_TO DO_:
Nothing but the line with "Decode this image" and the lines after it, through the end of the records below, is to be repeated, exactly as it is.

Dataset records:
-=-=-
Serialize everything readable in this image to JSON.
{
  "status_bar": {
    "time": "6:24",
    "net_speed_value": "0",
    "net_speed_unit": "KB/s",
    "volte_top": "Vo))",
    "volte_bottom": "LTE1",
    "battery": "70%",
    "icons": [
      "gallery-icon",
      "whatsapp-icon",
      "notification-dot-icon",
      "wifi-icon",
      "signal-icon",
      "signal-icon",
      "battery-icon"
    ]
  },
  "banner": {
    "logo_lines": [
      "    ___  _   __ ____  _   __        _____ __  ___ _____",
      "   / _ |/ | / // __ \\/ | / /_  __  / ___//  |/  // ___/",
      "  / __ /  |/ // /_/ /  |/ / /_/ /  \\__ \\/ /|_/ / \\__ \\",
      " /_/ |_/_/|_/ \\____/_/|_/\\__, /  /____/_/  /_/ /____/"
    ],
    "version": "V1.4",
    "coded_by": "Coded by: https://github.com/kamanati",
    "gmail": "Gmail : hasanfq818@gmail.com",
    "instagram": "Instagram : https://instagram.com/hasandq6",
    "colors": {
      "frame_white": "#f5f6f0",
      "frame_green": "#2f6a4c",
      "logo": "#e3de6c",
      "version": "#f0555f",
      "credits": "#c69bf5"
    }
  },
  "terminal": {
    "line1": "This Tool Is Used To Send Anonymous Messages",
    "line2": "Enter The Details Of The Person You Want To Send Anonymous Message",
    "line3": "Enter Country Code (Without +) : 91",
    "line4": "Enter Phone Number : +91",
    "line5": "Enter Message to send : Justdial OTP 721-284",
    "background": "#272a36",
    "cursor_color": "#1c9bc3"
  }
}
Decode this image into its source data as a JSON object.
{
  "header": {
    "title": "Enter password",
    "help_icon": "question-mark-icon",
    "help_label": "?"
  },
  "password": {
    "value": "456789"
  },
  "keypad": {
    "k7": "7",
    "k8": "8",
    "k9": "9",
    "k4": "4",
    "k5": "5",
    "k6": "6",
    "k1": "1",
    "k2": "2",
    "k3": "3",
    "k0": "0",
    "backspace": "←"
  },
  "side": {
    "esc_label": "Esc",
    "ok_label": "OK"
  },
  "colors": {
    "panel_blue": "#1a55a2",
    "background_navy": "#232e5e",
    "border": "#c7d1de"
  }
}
-=-=-
_RESULT OF THIS TASK_:
Decode this image into its source data as a JSON object.
{
  "header": {
    "title": "Enter password",
    "help_icon": "question-mark-icon",
    "help_label": "?"
  },
  "password": {
    "value": "456789"
  },
  "keypad": {
    "k7": "7",
    "k8": "8",
    "k9": "9",
    "k4": "4",
    "k5": "5",
    "k6": "6",
    "k1": "1",
    "k2": "2",
    "k3": "3",
    "k0": "0",
    "backspace": "←"
  },
  "side": {
    "esc_label": "Esc",
    "ok_label": "OK"
  },
  "colors": {
    "panel_blue": "#1a55a2",
    "background_navy": "#232e5e",
    "border": "#c7d1de"
  }
}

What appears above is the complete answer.